**Problem details**
Where a line below holds the string "color", that line goes into the answer.

[Opening Dataset entries section]

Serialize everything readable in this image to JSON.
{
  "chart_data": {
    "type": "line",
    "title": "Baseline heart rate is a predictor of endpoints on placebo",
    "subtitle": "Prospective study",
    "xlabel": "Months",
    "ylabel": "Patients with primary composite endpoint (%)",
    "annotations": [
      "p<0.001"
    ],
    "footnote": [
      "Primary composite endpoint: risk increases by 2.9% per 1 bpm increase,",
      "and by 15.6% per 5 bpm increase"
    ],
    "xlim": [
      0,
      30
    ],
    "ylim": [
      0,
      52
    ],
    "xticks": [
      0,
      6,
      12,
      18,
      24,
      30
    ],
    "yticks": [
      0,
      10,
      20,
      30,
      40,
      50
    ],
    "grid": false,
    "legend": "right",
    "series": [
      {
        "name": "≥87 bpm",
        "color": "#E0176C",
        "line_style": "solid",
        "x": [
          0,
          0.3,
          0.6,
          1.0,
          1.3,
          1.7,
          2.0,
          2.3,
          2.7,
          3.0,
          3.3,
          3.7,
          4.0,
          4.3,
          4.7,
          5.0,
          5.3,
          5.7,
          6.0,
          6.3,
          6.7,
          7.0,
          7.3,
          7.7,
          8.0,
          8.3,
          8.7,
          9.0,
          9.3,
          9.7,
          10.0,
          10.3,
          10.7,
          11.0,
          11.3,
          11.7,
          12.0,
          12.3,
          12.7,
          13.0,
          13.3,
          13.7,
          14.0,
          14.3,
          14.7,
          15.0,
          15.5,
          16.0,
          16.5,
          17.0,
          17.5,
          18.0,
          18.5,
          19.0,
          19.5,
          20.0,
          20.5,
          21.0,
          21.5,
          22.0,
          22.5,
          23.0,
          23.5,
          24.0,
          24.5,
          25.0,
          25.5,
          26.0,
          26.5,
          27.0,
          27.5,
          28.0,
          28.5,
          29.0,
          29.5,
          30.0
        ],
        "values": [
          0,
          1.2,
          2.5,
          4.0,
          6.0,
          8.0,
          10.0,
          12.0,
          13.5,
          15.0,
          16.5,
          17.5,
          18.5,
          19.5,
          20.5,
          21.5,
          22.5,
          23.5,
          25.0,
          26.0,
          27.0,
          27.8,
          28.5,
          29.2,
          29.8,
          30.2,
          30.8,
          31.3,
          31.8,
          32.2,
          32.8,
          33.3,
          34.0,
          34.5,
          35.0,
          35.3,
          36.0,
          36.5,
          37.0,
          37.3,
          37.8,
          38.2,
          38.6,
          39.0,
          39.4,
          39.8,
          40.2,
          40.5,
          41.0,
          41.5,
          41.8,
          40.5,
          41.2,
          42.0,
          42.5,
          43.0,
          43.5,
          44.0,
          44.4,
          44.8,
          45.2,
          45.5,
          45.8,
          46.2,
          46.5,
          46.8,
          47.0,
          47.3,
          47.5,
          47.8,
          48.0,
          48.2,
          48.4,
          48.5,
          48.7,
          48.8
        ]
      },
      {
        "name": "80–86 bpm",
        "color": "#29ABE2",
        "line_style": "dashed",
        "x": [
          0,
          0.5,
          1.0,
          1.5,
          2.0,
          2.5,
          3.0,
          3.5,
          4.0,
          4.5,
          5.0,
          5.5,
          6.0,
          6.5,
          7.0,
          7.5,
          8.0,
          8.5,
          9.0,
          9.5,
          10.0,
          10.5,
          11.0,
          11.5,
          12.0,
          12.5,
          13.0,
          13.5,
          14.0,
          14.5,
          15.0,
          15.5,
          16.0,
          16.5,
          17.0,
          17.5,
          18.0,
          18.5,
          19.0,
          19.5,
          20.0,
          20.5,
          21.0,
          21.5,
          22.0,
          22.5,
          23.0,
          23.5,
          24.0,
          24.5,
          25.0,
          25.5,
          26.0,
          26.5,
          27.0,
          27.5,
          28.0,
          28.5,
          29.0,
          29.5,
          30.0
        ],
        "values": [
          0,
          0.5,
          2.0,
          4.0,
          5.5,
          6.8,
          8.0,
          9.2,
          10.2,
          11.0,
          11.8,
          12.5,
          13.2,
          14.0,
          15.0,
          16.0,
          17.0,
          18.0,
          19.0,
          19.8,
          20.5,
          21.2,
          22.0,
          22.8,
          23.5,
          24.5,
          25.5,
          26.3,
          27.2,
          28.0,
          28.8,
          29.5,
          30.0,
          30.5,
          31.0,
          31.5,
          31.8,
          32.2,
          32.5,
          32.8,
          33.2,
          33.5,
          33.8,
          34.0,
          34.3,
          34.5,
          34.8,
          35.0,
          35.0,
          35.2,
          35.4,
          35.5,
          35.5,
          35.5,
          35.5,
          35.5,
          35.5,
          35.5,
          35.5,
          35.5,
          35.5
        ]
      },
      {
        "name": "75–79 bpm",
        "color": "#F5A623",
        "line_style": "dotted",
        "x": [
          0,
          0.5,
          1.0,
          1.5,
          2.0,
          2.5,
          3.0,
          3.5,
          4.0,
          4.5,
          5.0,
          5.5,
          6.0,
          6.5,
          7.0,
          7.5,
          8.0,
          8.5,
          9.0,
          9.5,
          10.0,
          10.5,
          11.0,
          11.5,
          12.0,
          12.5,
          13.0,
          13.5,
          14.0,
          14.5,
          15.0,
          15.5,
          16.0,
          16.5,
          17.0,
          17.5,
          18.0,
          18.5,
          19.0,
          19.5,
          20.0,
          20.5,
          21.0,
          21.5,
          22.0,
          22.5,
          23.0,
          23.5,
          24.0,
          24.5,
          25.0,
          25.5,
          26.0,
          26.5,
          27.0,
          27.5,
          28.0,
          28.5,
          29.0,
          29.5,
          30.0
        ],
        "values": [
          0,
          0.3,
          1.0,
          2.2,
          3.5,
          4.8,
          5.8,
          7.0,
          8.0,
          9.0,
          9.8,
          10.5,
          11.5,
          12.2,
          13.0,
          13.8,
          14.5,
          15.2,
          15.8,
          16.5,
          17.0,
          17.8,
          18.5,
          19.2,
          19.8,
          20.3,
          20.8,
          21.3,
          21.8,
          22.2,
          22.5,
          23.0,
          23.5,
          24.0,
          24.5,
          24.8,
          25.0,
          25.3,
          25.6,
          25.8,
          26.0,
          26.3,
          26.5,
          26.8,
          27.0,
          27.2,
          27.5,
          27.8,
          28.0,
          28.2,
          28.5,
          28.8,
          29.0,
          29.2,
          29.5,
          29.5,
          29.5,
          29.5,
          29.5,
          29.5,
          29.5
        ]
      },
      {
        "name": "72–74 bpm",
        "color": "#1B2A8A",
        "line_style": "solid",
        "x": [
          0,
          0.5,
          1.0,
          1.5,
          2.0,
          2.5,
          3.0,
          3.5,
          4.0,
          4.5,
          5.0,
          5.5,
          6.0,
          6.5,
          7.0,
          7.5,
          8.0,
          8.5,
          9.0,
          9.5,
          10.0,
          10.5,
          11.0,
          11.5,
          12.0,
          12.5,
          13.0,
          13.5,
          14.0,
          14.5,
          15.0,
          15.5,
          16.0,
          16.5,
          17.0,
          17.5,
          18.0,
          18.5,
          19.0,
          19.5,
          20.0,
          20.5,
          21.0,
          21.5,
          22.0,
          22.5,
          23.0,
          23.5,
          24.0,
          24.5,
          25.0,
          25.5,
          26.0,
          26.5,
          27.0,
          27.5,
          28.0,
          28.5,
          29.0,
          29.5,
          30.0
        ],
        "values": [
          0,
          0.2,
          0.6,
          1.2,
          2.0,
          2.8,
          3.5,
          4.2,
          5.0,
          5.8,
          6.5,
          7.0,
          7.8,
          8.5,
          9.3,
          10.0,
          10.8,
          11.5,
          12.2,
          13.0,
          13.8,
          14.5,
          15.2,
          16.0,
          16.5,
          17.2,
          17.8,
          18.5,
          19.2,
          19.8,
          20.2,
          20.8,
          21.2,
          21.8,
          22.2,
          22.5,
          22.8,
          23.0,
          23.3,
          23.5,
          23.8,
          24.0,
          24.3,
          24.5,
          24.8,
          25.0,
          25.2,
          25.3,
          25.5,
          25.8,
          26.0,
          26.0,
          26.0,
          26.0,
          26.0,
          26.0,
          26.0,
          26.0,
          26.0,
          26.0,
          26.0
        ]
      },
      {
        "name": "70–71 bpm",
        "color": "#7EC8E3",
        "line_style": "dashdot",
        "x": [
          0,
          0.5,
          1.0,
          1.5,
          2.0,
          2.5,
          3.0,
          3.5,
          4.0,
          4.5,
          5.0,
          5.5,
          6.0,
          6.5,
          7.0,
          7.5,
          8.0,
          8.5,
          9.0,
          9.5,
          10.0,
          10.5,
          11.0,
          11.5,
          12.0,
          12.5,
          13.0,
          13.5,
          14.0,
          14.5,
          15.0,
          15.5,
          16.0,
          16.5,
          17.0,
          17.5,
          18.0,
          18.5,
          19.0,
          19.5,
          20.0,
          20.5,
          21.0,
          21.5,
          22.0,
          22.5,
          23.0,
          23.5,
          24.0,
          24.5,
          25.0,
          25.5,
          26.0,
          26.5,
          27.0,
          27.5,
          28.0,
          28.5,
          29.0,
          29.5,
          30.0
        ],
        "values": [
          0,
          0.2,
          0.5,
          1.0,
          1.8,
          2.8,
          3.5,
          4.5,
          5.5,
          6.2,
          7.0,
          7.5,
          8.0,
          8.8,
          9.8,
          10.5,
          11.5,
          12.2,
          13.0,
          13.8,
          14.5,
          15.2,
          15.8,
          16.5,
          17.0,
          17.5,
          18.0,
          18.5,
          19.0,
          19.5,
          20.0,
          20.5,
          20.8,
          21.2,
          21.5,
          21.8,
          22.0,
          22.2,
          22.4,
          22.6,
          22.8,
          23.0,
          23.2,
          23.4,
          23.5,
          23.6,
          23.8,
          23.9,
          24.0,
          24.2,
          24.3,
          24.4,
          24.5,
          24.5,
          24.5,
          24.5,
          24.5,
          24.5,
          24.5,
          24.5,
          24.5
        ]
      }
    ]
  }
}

[Closing Dataset entries section]

**Solved problem**
        "color": "#E0176C",
        "color": "#29ABE2",
        "color": "#F5A623",
        "color": "#1B2A8A",
        "color": "#7EC8E3",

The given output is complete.